**REQUIRED WORK:**
**1.** Tell whether each statement agrees with the guide on storing tokens and credentials, answering yes or no and quoting the deciding words: (a) the Client Secret may be sent to others by email; (b) access tokens are meant to expire often and be obtained again with a refresh token; (c) redirect URIs are unsafe to include in published code.
**2.** Rewrite the stretch from "Keeping tokens and" through "your application's behalf." of the guide on storing tokens and credentials, putting "the provider" wherever "Luxstay" appears.
**3.** Extend the guide on storing tokens and credentials past its final sentence.

## START DOCUMENT TEXT

Storing Tokens and Credentials

Keeping tokens and credentials secure is important when developing your applications and distributing those applications to the world.

Client ID and Client Secret

These two pieces of information is provided when you register your application with Luxstay.

  1. The Client ID is used to identify your application and usually appears in OAuth authorization URLs. The Client ID and be shared publicly in code and other contexts because this value alone cannot be used to act on your application's behalf.

  2. Your Client Secret, on the other hand, should be kept privately and securely. It is used to identify your application's rights when exchanging tokens with Luxstay. You should not distribute the Client Secret via code, email, or any other public channels.

Rotating And Expiring Tokens

Access tokens are usually short-lived (short TTL), they should be expired frequently and re-obtained using refresh token. We provided the endpoint for refreshing access tokens.

Redirect URIs

Redirect URIs appear as URLs and usually used in some authorization grant like Authorization Code. They are safe to be part of published code. However, you should ensure that the redirect URIs defined in you applications are limited to domains you have direct control.

## END DOCUMENT TEXT
## START INFORMATION GIVEN

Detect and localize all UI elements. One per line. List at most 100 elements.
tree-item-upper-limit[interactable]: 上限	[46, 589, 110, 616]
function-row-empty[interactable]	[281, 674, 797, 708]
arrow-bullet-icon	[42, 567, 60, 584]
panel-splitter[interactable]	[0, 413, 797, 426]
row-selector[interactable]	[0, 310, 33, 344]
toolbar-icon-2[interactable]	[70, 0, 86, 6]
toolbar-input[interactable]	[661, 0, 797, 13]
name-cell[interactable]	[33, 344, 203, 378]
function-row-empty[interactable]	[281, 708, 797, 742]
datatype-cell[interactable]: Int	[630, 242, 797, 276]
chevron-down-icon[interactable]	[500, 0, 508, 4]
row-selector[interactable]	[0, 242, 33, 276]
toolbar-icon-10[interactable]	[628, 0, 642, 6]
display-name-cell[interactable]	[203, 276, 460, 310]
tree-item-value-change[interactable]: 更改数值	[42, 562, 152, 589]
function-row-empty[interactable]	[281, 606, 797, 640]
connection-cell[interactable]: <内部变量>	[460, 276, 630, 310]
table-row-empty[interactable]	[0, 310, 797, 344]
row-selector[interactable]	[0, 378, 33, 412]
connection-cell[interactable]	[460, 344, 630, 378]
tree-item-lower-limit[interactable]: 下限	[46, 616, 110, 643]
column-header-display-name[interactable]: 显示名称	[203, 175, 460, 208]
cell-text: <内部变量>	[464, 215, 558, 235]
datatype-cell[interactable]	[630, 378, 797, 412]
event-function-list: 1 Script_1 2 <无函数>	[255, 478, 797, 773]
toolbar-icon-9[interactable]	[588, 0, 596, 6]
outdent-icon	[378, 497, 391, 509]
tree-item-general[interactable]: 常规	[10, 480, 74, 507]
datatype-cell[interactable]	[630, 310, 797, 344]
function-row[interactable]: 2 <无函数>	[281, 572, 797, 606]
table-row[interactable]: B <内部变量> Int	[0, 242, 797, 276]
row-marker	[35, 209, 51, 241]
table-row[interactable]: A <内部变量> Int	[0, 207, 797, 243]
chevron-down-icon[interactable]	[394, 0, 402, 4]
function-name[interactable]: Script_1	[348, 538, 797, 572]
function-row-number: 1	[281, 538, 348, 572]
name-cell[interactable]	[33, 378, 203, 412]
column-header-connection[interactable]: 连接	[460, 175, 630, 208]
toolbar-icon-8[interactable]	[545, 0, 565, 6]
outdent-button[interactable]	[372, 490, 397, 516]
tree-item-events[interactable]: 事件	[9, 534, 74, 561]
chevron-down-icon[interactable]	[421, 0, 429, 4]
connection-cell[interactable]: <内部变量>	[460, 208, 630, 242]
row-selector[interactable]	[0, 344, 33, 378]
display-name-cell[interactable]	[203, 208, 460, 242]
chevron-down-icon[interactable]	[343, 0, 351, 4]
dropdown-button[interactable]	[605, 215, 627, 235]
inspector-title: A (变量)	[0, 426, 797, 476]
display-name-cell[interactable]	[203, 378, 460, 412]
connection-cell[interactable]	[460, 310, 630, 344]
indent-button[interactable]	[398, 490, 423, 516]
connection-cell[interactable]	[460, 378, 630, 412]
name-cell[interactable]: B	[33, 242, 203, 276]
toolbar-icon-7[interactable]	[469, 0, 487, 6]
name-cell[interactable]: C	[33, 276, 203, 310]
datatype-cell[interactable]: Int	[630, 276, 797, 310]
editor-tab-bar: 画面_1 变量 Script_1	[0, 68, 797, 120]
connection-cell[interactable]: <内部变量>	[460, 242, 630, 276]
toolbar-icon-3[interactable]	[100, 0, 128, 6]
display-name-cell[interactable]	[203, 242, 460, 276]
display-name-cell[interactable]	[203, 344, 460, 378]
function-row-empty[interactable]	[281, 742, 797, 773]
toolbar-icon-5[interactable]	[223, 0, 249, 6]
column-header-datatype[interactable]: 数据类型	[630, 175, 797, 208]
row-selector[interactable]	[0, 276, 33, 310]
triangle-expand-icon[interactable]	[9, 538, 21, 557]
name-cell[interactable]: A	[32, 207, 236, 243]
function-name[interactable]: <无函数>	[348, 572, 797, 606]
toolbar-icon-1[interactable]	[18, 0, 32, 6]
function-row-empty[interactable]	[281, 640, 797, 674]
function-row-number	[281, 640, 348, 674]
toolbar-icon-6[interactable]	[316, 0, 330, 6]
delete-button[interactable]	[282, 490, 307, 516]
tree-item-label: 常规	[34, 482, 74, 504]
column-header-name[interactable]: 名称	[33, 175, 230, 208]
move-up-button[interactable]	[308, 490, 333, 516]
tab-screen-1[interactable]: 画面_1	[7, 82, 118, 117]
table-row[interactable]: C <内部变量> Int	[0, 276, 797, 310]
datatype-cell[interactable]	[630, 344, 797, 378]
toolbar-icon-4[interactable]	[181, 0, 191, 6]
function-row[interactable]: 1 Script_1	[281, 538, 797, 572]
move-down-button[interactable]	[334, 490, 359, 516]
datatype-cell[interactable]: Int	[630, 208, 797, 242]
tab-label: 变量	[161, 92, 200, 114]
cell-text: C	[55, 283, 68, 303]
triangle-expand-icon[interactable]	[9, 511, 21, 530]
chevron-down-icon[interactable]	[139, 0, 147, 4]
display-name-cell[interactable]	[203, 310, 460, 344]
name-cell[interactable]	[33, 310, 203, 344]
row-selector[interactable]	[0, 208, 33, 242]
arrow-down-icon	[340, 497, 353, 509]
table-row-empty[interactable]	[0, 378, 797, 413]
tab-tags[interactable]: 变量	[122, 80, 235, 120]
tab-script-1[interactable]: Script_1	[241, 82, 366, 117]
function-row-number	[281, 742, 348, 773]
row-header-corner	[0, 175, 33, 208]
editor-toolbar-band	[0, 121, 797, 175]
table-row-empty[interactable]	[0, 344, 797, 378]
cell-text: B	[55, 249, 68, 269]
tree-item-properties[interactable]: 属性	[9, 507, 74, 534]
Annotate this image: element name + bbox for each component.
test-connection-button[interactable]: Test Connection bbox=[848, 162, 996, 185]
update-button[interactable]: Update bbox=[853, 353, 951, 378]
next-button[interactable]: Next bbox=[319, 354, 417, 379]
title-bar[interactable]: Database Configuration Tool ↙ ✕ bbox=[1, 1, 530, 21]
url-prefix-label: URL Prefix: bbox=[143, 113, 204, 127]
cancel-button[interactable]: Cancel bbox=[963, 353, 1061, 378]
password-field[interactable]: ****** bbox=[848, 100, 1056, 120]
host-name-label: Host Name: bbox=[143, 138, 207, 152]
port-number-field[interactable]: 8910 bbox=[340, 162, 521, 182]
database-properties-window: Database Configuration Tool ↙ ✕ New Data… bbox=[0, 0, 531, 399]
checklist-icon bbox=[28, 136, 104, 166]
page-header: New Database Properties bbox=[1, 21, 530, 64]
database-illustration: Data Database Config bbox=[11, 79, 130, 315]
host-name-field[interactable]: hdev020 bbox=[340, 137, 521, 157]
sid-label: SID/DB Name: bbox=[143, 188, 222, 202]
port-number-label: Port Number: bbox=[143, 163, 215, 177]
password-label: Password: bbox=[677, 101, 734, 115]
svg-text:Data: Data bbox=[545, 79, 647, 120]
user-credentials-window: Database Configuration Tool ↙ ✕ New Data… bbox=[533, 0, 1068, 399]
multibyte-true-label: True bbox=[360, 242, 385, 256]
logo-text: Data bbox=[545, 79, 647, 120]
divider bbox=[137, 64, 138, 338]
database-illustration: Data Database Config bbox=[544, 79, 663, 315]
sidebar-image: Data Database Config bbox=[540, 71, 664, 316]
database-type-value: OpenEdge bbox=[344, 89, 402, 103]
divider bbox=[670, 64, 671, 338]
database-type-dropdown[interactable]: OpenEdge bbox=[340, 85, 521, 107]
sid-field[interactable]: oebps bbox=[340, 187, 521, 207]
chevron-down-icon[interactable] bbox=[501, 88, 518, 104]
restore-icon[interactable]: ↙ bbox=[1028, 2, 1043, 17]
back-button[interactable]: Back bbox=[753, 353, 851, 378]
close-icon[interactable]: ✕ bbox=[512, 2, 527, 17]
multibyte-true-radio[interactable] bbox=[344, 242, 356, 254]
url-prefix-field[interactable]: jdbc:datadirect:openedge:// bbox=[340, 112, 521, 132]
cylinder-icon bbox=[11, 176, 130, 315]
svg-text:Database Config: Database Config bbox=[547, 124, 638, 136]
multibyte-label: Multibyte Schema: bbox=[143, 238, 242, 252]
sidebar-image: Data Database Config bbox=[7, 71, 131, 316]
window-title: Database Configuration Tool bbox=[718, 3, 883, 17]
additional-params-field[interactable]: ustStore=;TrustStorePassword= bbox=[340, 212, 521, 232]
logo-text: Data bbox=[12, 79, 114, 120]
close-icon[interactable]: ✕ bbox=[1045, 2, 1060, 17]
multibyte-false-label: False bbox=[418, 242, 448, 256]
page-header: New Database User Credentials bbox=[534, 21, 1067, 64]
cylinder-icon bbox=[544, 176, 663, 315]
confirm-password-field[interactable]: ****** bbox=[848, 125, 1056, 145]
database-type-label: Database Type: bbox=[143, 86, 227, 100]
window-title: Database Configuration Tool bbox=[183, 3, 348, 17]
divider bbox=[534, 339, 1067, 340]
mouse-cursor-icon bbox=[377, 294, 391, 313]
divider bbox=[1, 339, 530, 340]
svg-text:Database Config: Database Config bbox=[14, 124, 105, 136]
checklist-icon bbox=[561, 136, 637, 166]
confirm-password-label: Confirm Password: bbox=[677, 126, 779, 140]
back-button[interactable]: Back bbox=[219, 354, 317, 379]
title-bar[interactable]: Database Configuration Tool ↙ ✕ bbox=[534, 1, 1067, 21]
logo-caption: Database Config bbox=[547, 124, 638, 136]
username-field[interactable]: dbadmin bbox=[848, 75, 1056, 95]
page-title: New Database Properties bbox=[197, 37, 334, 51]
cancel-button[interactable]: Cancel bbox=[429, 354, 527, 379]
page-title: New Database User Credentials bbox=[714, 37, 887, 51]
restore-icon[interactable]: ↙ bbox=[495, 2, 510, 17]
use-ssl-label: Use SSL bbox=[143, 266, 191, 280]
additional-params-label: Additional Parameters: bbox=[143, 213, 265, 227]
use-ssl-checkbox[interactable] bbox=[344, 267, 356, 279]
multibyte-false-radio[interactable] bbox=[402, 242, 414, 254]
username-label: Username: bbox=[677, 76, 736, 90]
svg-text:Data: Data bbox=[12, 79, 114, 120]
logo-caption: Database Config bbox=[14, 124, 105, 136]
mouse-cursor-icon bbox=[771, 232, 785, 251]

## END INFORMATION GIVEN

**ANSWERS PROVIDED:**
**1.**
(a) No: "You should not distribute the Client Secret via code, email, or any other public channels."
(b) Yes: "they should be expired frequently and re-obtained using refresh token"
(c) No: "They are safe to be part of published code."

**2.**
Keeping tokens and credentials secure is important when developing your applications and distributing those applications to the world.

Client ID and Client Secret

These two pieces of information is provided when you register your application with the provider.

  1. The Client ID is used to identify your application and usually appears in OAuth authorization URLs. The Client ID and be shared publicly in code and other contexts because this value alone cannot be used to act on your application's behalf.

**3.**
Token Storage

Token storing is hard, and it depends on the context, usage and design requirements.

  • If you do not need a token to make your functionality works, you should not store more user secrets than you need to.
  • Make sure to request the least-privilege token (the token with the least number of necessary scopes) to protect your users in case of security breach.

Other security advice to consider:

  • Use a database to store tokens, do not store them in your code.
  • Don't use tokens via the query string of a URL, use HTTP header when transmitting secrets.
  • Apply rate-limiting to prevent misuse of tokens or token spamming.
  • Implement XSS, CSRF, SQLi protection methods.
  • Use SSL/TLS.
  • Do not log your tokens or move them outside of your application's database.
  • Use two-factor authentication.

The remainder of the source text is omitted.